Problem to solve | Retype all of the entries word for word.

A block of data
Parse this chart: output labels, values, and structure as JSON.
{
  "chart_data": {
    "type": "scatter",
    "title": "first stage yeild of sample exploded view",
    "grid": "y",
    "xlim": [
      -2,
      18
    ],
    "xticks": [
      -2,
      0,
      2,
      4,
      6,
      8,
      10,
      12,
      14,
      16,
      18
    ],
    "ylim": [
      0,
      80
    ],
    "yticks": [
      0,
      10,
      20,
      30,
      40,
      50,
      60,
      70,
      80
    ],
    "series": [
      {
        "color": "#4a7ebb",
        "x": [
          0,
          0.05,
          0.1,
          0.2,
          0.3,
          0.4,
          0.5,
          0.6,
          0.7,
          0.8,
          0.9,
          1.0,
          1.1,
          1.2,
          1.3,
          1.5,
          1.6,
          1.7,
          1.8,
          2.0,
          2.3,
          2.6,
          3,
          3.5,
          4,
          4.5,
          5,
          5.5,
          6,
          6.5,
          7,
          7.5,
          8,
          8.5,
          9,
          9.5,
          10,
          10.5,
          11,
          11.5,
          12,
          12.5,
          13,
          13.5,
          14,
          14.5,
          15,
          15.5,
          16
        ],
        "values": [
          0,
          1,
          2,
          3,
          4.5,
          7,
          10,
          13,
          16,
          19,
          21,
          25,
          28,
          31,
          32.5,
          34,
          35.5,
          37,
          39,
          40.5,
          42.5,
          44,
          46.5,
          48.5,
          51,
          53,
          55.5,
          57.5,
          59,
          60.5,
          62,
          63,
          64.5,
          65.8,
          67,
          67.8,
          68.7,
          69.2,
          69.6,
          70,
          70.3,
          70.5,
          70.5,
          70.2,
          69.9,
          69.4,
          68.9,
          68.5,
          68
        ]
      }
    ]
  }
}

Exercise solution |
Parse this chart: output labels, values, and structure as JSON.
{
  "chart_data": {
    "type": "scatter",
    "title": "first stage yeild of sample exploded view",
    "grid": "y",
    "xlim": [
      -2,
      18
    ],
    "xticks": [
      -2,
      0,
      2,
      4,
      6,
      8,
      10,
      12,
      14,
      16,
      18
    ],
    "ylim": [
      0,
      80
    ],
    "yticks": [
      0,
      10,
      20,
      30,
      40,
      50,
      60,
      70,
      80
    ],
    "series": [
      {
        "color": "#4a7ebb",
        "x": [
          0,
          0.05,
          0.1,
          0.2,
          0.3,
          0.4,
          0.5,
          0.6,
          0.7,
          0.8,
          0.9,
          1.0,
          1.1,
          1.2,
          1.3,
          1.5,
          1.6,
          1.7,
          1.8,
          2.0,
          2.3,
          2.6,
          3,
          3.5,
          4,
          4.5,
          5,
          5.5,
          6,
          6.5,
          7,
          7.5,
          8,
          8.5,
          9,
          9.5,
          10,
          10.5,
          11,
          11.5,
          12,
          12.5,
          13,
          13.5,
          14,
          14.5,
          15,
          15.5,
          16
        ],
        "values": [
          0,
          1,
          2,
          3,
          4.5,
          7,
          10,
          13,
          16,
          19,
          21,
          25,
          28,
          31,
          32.5,
          34,
          35.5,
          37,
          39,
          40.5,
          42.5,
          44,
          46.5,
          48.5,
          51,
          53,
          55.5,
          57.5,
          59,
          60.5,
          62,
          63,
          64.5,
          65.8,
          67,
          67.8,
          68.7,
          69.2,
          69.6,
          70,
          70.3,
          70.5,
          70.5,
          70.2,
          69.9,
          69.4,
          68.9,
          68.5,
          68
        ]
      }
    ]
  }
}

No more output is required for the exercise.